REQUIRED TASK
Copy the records below exactly, leaving out any pictures.

EXCERPTED DATA
###
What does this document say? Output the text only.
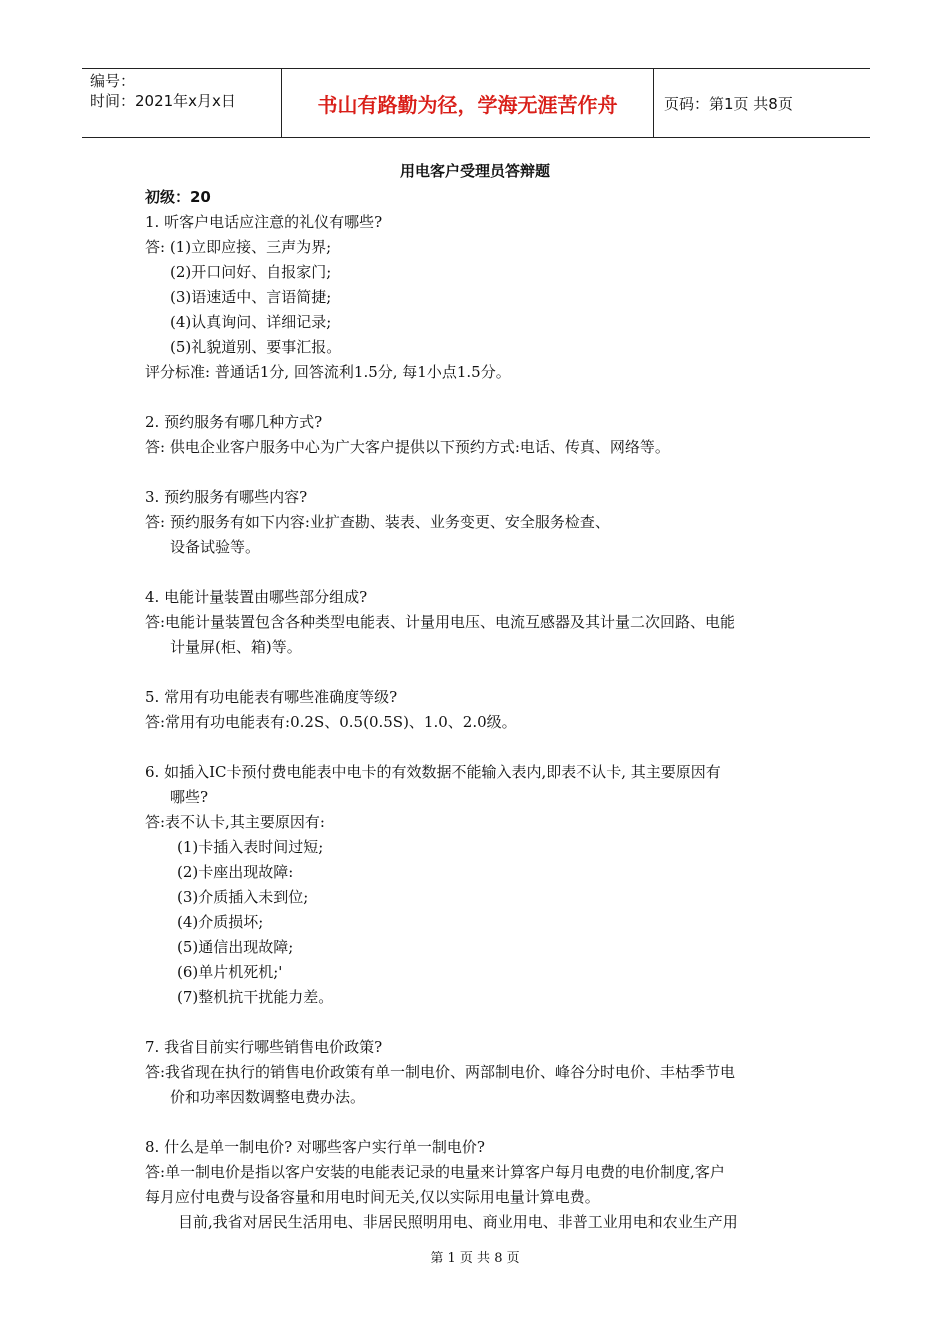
编号：
时间：2021年x月x日	书山有路勤为径，学海无涯苦作舟	页码：第1页 共8页
用电客户受理员答辩题
初级：20
1. 听客户电话应注意的礼仪有哪些?
答: (1)立即应接、三声为界;
(2)开口问好、自报家门;
(3)语速适中、言语简捷;
(4)认真询问、详细记录;
(5)礼貌道别、要事汇报。
评分标准: 普通话1分, 回答流利1.5分, 每1小点1.5分。
2. 预约服务有哪几种方式?
答: 供电企业客户服务中心为广大客户提供以下预约方式:电话、传真、网络等。
3. 预约服务有哪些内容?
答: 预约服务有如下内容:业扩查勘、装表、业务变更、安全服务检查、
设备试验等。
4. 电能计量装置由哪些部分组成?
答:电能计量装置包含各种类型电能表、计量用电压、电流互感器及其计量二次回路、电能
计量屏(柜、箱)等。
5. 常用有功电能表有哪些准确度等级?
答:常用有功电能表有:0.2S、0.5(0.5S)、1.0、2.0级。
6. 如插入IC卡预付费电能表中电卡的有效数据不能输入表内,即表不认卡, 其主要原因有
哪些?
答:表不认卡,其主要原因有:
(1)卡插入表时间过短;
(2)卡座出现故障:
(3)介质插入未到位;
(4)介质损坏;
(5)通信出现故障;
(6)单片机死机;'
(7)整机抗干扰能力差。
7. 我省目前实行哪些销售电价政策?
答:我省现在执行的销售电价政策有单一制电价、两部制电价、峰谷分时电价、丰枯季节电
价和功率因数调整电费办法。
8. 什么是单一制电价? 对哪些客户实行单一制电价?
答:单一制电价是指以客户安装的电能表记录的电量来计算客户每月电费的电价制度,客户
每月应付电费与设备容量和用电时间无关,仅以实际用电量计算电费。
目前,我省对居民生活用电、非居民照明用电、商业用电、非普工业用电和农业生产用
第 1 页 共 8 页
###
EXERCISE ANSWER
What does this document say? Output the text only.
编号：
时间：2021年x月x日	书山有路勤为径，学海无涯苦作舟	页码：第1页 共8页
用电客户受理员答辩题
初级：20
1. 听客户电话应注意的礼仪有哪些?
答: (1)立即应接、三声为界;
(2)开口问好、自报家门;
(3)语速适中、言语简捷;
(4)认真询问、详细记录;
(5)礼貌道别、要事汇报。
评分标准: 普通话1分, 回答流利1.5分, 每1小点1.5分。
2. 预约服务有哪几种方式?
答: 供电企业客户服务中心为广大客户提供以下预约方式:电话、传真、网络等。
3. 预约服务有哪些内容?
答: 预约服务有如下内容:业扩查勘、装表、业务变更、安全服务检查、
设备试验等。
4. 电能计量装置由哪些部分组成?
答:电能计量装置包含各种类型电能表、计量用电压、电流互感器及其计量二次回路、电能
计量屏(柜、箱)等。
5. 常用有功电能表有哪些准确度等级?
答:常用有功电能表有:0.2S、0.5(0.5S)、1.0、2.0级。
6. 如插入IC卡预付费电能表中电卡的有效数据不能输入表内,即表不认卡, 其主要原因有
哪些?
答:表不认卡,其主要原因有:
(1)卡插入表时间过短;
(2)卡座出现故障:
(3)介质插入未到位;
(4)介质损坏;
(5)通信出现故障;
(6)单片机死机;'
(7)整机抗干扰能力差。
7. 我省目前实行哪些销售电价政策?
答:我省现在执行的销售电价政策有单一制电价、两部制电价、峰谷分时电价、丰枯季节电
价和功率因数调整电费办法。
8. 什么是单一制电价? 对哪些客户实行单一制电价?
答:单一制电价是指以客户安装的电能表记录的电量来计算客户每月电费的电价制度,客户
每月应付电费与设备容量和用电时间无关,仅以实际用电量计算电费。
目前,我省对居民生活用电、非居民照明用电、商业用电、非普工业用电和农业生产用
第 1 页 共 8 页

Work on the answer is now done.